(Página):
+ + + + +
Fichamento: D. Coutinho: Contratos & Virtudes. Por uma Teoria Moral Mista

Contratos & Virtudes

Por uma Teoria Moral Mista


COUTINHO, Denis. Contratos & Virtudes. Por uma teoria moral mista. São Paulo. Edições Loyola, 2016.


RESUMO

Introdução

Realidades ou fenômenos diferentes parecem exigir critérios normativos diferenciados para ser adequadamente interpretados, e isso é especialmente verdadeiro no âmbito da moralidade.

Defenderemos que a forma mais eficiente de solução de nossos dilemas morais cotidianos pode ser encontrada com o uso de uma teoria moral mista. A ideia básica é que uma teoria moral mista que toma como complementares as virtudes e os princípios como critérios normativos está mais conectada com a forma como as pessoas julgam moralmente as ações em sua vida cotidiana. Partindo de certa percepção dos julgamentos morais corriqueiros, podemos perceber que levamos em consideração diferentes critérios normativos nos diferentes contextos de avaliação moral. Vejamos.

Quando julgamos um caso no âmbito de moralidade privada, como para saber se as pessoas devem ser fiéis ou não a seus parceiros, não apelamos usualmente para um princípio universal objetivo, como o da reciprocidade, e parecem ser aceitáveis socialmente as diferentes respostas que os indivíduos dão a esse tipo de dilema. … Entretanto, quando julgamos um caso de moralidade pública, como para saber se são justos ou não a tortura ou o estupro, vemos como problemáticas as razões puramente particulares que poderiam ser apresentadas para subsidiar determinar decisão, e a reinvindicação pelo uso de princípios gerais ou universais, como os de liberdade, igualdade e dignidade humana, parece se constituir como uma solução habitual, implicando que os agentes que torturarem e estuprarem serão merecedores de forte reprovação.

Mas o que isso parece mostrar? Que o problema não se resumiria à exequibilidade de as pessoas usarem ou não critérios normativos para o julgamento de uma ação, mas, antes, que a dificuldade pode estar em querer exigir apenas um critério ou um conjunto de critérios semelhantes para situações diferenciadas.
+ + + + +
(Trecho de dados):
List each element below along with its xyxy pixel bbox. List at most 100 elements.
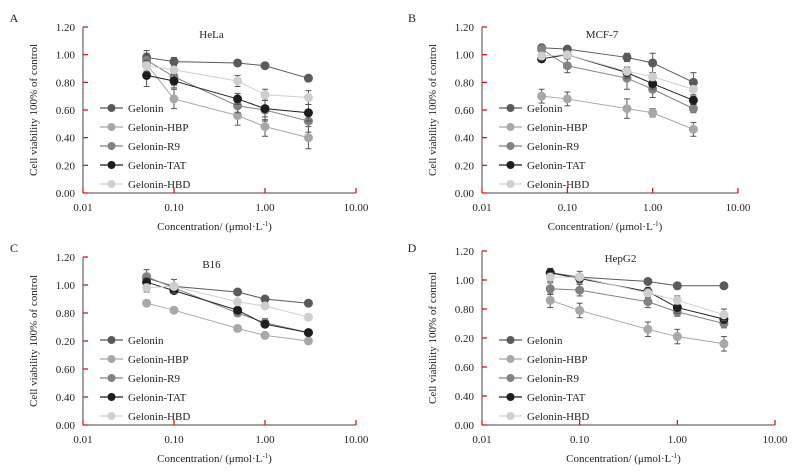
+ + + + +
Responda, por favor, com base no resumo sobre a teoria moral mista:
(a) Que editora publicou o livro e em que ano?
(b) Nos casos de moralidade privada, que princípio universal objetivo o texto diz que não costumamos invocar?
(c) Quais princípios gerais ou universais são citados para os casos de moralidade pública?
O material é independente do texto.

(Resolução):
(a) Edições Loyola, em 2016.
(b) O princípio da reciprocidade.
(c) Liberdade, igualdade e dignidade humana.